Von Geschenkefieber keine Spur
Händler von zweitem Adventswochenende enttäuscht – Südwest-Handelsverband nennt neue Corona-Regel für Geschäfte verfassungswidrig
STUTTGART/MÜNCHEN (dpa) - Der deutsche Einzelhandel hat sich mit den Umsätzen am zweiten Adventswochenende unzufrieden gezeigt. Nach einem bereits schwachen Auftakt des Weihnachtsgeschäfts hätten Corona-Maßnahmen in den vergangenen Tagen für erhebliche Einbußen gesorgt, hieß es am Sonntag in einer Mitteilung des Handelsverbands Deutschland (HDE). „Die Einführung verschärfter Corona-Maßnahmen in Geschäften ist eine dramatische Zäsur im Weihnachtsgeschäft“, sagte Hauptgeschäftsführer Stefan Genth.
Demnach geht aus einer HDETrendumfrage unter etwa 1600 Unternehmen hervor, dass die Umsätze im stationären Nicht-Lebensmittelhandel um durchschnittlich 26 Prozent geringer ausfielen als im Vorkrisenjahr 2019. „Unter 2G-Bedingungen sind die Besucherzahlen im Innenstadthandel durchschnittlich um 41 Prozent zu 2019 gesunken.“Der Verband bekräftigte seine Forderung, Wirtschaftshilfen anzupassen und den Handel zu unterstützen.

*Bereitgestellte Einträge*.
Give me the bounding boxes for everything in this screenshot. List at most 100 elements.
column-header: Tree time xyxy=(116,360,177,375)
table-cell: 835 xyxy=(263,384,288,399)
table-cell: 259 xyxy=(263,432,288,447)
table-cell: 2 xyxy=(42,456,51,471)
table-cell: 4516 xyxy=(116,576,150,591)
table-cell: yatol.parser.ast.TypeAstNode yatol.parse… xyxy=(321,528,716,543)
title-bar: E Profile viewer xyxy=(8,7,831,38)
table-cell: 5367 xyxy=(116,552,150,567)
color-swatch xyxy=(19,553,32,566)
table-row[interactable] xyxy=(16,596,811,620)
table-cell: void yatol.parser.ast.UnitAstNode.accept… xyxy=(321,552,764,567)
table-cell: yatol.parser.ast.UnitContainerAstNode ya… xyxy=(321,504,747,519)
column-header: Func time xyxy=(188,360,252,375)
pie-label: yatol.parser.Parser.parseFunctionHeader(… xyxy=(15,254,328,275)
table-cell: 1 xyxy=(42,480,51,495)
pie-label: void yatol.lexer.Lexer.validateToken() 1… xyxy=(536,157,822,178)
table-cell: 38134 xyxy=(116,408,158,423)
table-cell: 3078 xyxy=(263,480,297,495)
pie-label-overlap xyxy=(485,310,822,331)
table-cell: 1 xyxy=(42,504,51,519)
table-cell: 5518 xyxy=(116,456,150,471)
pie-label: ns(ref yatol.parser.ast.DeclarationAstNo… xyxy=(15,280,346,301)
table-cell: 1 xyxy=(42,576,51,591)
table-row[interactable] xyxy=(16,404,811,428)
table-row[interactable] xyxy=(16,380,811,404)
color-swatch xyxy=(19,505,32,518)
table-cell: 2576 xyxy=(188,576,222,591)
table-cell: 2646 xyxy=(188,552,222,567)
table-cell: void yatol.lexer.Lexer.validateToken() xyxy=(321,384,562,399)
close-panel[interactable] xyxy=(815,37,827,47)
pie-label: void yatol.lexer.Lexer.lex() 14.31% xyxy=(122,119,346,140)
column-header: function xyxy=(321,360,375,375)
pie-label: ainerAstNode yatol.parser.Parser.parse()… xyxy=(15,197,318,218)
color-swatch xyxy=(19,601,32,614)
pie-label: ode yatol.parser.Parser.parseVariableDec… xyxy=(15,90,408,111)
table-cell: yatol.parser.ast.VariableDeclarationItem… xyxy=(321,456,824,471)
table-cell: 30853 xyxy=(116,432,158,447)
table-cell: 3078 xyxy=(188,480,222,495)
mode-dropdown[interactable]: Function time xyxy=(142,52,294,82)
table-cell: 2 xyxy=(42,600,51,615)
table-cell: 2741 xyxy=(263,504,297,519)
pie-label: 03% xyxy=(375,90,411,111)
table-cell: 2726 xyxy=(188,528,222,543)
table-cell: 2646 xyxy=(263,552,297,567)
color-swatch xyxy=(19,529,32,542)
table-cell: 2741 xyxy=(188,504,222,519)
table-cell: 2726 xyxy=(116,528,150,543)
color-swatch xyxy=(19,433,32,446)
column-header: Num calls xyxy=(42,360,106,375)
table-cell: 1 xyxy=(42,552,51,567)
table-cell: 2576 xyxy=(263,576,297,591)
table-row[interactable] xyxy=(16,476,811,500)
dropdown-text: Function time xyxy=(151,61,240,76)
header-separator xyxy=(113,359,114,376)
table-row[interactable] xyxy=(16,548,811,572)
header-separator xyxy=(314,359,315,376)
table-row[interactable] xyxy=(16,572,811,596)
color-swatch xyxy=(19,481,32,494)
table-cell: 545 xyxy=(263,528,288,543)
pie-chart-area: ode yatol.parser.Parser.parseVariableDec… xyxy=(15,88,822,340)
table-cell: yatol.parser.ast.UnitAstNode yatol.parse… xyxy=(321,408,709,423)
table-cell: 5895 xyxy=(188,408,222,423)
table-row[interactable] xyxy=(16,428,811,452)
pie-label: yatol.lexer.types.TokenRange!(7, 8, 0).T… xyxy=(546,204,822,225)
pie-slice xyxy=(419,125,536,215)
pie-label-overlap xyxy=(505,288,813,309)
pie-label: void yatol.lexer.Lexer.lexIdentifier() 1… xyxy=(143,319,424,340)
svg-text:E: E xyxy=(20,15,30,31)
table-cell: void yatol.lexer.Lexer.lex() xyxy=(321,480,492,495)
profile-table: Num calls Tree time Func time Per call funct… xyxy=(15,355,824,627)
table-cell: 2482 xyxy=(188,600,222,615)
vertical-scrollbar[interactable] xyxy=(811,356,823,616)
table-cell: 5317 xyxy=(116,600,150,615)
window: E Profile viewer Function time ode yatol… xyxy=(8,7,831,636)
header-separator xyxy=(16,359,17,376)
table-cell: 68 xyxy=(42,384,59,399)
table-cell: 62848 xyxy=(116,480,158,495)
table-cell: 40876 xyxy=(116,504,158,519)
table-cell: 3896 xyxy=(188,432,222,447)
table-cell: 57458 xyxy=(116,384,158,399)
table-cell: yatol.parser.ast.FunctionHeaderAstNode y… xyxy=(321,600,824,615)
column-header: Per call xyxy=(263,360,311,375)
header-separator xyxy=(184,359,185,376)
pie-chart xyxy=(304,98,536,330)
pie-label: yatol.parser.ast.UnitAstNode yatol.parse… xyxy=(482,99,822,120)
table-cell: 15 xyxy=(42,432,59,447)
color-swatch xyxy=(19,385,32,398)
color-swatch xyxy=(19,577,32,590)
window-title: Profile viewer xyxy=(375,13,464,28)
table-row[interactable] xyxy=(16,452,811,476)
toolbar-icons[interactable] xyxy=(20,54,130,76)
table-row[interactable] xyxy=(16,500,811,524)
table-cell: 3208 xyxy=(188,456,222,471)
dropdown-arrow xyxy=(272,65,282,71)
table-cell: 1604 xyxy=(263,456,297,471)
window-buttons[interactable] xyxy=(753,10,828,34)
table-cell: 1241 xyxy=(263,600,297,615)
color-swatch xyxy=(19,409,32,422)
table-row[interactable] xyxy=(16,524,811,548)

*Aufgaben zum Text*.
**A)** Nenne alle Wörter im Artikel über das Weihnachtsgeschäft, die die Buchstabenfolge „handel“ enthalten, ohne Rücksicht auf Groß- und Kleinschreibung. Gib jedes Wort in der Form an, in der es im Artikel steht.
**B)** Führe den Artikel über das Weihnachtsgeschäft im Handel nach seinem letzten Satz mit einigen weiteren Sätzen fort.

*Lösungen*.
**A)** Südwest-Handelsverband, Einzelhandel, Handelsverbands, Nicht-Lebensmittelhandel, Innenstadthandel, Handel

**B)**
Entäuschend nannte Sabine Hagmann, Hauptgeschäftsführerin des baden-württembergischen Handelsverbands, die Geschäfte des Südwest-Einzelhandels. „Die flächendeckende 2G-Regel im Einzelhandel ist ein absoluter Stimmungskiller im Weihnachtsgeschäft“, sagte Hagmann am Sonntag. Aufgrund der in Baden-Württemberg besonders strengen Corona-Regelungen mieden viele Kunden die Innenstädte und den stationären Einzelhandel. Nach einer Umfrage unter Händlern in Baden-Württemberg sank der Umsatz der Läden im Vergleich zum ersten Adventssamstag um durchschnittlich zehn Prozent.
Die neue Corona-Regel für Geschäfte und die Kontrollen sind nach
Auffassung Hagmanns „verfassungswidrig und nicht zielführend bei der Bekämpfung der Pandemie“. Zudem gingen sie weit über einen zumutbaren Akt der Solidarität hinaus. Der Handel habe bereits unter der 3GRegel (nur genesene, geimpfte und negativ getestete Kunden) Verluste von rund 30 Prozent verzeichnet. Bei Anwendung der 2G-Regel (Nur Genesene und Geimpfte) seien die Umsätze zuletzt um die Hälfte zurückgegangen. „Ein solcher Rückgang kommt einem Lockdown schon sehr nahe“, sagte Hagmann. Auch sei es ein Skandal, dass die Kontrollen auf Händlerinnen und Händler abgewälzt würden.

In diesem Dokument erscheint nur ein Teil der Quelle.